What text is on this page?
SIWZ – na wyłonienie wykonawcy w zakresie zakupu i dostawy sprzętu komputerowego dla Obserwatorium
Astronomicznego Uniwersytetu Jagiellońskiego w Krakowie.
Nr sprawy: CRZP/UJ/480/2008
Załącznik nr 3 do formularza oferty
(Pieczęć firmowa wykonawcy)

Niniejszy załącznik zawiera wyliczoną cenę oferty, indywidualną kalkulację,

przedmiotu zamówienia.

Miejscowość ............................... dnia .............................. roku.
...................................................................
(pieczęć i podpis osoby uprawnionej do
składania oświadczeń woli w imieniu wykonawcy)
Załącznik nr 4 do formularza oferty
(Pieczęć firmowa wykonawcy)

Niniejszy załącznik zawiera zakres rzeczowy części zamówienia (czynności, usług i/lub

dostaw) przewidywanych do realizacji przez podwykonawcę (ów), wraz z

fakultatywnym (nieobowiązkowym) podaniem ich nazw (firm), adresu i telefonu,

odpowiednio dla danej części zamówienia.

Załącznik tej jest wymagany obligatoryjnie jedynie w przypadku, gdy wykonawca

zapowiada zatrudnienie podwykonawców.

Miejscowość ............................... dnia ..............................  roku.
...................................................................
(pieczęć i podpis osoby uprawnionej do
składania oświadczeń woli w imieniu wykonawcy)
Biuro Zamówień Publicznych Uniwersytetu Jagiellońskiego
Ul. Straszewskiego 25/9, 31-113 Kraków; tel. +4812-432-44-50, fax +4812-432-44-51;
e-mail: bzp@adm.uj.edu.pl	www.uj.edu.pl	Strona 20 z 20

****************

= TASK DETAILS =
In the entries above, find every line with the word "Miejscowość" and list it.

= RESULT FOR THIS EXERCISE =
Miejscowość ............................... dnia .............................. roku.
Miejscowość ............................... dnia ..............................  roku.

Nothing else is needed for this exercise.